Look through the data below and return each line where "Market" appears.

Records for this exercise:
* Begin *

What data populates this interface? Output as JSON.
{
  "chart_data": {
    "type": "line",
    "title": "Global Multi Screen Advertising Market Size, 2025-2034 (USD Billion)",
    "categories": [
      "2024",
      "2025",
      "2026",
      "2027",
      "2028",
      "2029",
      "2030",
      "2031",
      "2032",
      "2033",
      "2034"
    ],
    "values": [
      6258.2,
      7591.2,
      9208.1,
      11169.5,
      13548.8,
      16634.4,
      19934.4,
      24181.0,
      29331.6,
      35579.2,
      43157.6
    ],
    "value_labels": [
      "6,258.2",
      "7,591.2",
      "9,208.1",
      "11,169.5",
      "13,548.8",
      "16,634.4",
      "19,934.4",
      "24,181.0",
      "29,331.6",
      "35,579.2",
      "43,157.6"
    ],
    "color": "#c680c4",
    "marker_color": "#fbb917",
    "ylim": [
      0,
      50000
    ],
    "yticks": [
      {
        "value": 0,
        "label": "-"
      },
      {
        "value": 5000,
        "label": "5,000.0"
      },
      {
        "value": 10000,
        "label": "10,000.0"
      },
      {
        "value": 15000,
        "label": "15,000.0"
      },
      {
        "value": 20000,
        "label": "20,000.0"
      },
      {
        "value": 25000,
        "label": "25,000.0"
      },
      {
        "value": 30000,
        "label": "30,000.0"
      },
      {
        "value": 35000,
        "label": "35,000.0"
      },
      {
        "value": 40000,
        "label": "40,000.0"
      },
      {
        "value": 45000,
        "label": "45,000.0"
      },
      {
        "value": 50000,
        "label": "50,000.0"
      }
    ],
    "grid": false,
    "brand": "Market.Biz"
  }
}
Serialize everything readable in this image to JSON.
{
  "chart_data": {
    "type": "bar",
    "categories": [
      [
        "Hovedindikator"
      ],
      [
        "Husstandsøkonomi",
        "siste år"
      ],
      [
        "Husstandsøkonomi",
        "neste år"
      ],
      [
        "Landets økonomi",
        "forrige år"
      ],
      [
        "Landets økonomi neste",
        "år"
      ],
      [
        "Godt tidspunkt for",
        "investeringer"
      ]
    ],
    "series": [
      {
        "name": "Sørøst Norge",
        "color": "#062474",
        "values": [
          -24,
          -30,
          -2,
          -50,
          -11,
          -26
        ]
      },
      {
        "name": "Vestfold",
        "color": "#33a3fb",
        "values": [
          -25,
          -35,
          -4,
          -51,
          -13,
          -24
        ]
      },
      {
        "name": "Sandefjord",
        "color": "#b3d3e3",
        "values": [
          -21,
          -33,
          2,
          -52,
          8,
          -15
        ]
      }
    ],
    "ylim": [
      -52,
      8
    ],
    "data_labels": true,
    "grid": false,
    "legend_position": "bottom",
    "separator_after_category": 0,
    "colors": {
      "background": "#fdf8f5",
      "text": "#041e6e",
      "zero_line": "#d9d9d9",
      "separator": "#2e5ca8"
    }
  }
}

* End *

Output:
    "title": "Global Multi Screen Advertising Market Size, 2025-2034 (USD Billion)",
    "brand": "Market.Biz"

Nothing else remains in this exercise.